[START Listing]

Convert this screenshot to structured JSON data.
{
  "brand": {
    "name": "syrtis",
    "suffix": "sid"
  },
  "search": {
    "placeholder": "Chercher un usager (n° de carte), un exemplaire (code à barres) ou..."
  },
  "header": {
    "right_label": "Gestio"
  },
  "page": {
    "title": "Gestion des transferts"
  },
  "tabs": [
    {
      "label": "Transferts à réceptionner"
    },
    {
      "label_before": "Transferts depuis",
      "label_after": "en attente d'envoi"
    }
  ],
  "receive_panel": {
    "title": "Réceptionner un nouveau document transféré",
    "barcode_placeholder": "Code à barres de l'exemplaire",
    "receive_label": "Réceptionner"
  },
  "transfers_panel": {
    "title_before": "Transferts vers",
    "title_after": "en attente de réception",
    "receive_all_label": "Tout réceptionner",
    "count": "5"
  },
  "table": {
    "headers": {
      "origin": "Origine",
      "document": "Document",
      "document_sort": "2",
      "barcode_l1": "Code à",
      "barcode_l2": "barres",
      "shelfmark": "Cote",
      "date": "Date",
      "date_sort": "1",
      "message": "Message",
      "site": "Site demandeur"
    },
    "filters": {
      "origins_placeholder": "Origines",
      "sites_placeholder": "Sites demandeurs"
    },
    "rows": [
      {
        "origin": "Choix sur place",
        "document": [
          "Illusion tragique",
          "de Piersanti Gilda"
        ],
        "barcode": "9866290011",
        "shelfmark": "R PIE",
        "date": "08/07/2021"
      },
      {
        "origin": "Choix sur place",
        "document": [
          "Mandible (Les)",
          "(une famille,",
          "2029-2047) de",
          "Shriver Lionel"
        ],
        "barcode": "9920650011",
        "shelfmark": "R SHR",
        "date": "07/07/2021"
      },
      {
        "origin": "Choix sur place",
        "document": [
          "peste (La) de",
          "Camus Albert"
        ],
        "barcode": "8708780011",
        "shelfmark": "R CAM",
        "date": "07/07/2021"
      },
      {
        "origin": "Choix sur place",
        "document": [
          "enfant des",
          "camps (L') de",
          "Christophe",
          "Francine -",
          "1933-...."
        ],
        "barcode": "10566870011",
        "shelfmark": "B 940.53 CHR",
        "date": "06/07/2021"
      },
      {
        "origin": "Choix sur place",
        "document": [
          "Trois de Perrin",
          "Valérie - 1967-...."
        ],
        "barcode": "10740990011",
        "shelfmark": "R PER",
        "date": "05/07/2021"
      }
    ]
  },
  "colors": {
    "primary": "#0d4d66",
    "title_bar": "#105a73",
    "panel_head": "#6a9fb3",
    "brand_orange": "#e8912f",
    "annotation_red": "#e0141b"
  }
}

[END Listing]

Task to carry out >> Transcribe the data above in full, exactly.

Written solution >>
Convert this screenshot to structured JSON data.
{
  "brand": {
    "name": "syrtis",
    "suffix": "sid"
  },
  "search": {
    "placeholder": "Chercher un usager (n° de carte), un exemplaire (code à barres) ou..."
  },
  "header": {
    "right_label": "Gestio"
  },
  "page": {
    "title": "Gestion des transferts"
  },
  "tabs": [
    {
      "label": "Transferts à réceptionner"
    },
    {
      "label_before": "Transferts depuis",
      "label_after": "en attente d'envoi"
    }
  ],
  "receive_panel": {
    "title": "Réceptionner un nouveau document transféré",
    "barcode_placeholder": "Code à barres de l'exemplaire",
    "receive_label": "Réceptionner"
  },
  "transfers_panel": {
    "title_before": "Transferts vers",
    "title_after": "en attente de réception",
    "receive_all_label": "Tout réceptionner",
    "count": "5"
  },
  "table": {
    "headers": {
      "origin": "Origine",
      "document": "Document",
      "document_sort": "2",
      "barcode_l1": "Code à",
      "barcode_l2": "barres",
      "shelfmark": "Cote",
      "date": "Date",
      "date_sort": "1",
      "message": "Message",
      "site": "Site demandeur"
    },
    "filters": {
      "origins_placeholder": "Origines",
      "sites_placeholder": "Sites demandeurs"
    },
    "rows": [
      {
        "origin": "Choix sur place",
        "document": [
          "Illusion tragique",
          "de Piersanti Gilda"
        ],
        "barcode": "9866290011",
        "shelfmark": "R PIE",
        "date": "08/07/2021"
      },
      {
        "origin": "Choix sur place",
        "document": [
          "Mandible (Les)",
          "(une famille,",
          "2029-2047) de",
          "Shriver Lionel"
        ],
        "barcode": "9920650011",
        "shelfmark": "R SHR",
        "date": "07/07/2021"
      },
      {
        "origin": "Choix sur place",
        "document": [
          "peste (La) de",
          "Camus Albert"
        ],
        "barcode": "8708780011",
        "shelfmark": "R CAM",
        "date": "07/07/2021"
      },
      {
        "origin": "Choix sur place",
        "document": [
          "enfant des",
          "camps (L') de",
          "Christophe",
          "Francine -",
          "1933-...."
        ],
        "barcode": "10566870011",
        "shelfmark": "B 940.53 CHR",
        "date": "06/07/2021"
      },
      {
        "origin": "Choix sur place",
        "document": [
          "Trois de Perrin",
          "Valérie - 1967-...."
        ],
        "barcode": "10740990011",
        "shelfmark": "R PER",
        "date": "05/07/2021"
      }
    ]
  },
  "colors": {
    "primary": "#0d4d66",
    "title_bar": "#105a73",
    "panel_head": "#6a9fb3",
    "brand_orange": "#e8912f",
    "annotation_red": "#e0141b"
  }
}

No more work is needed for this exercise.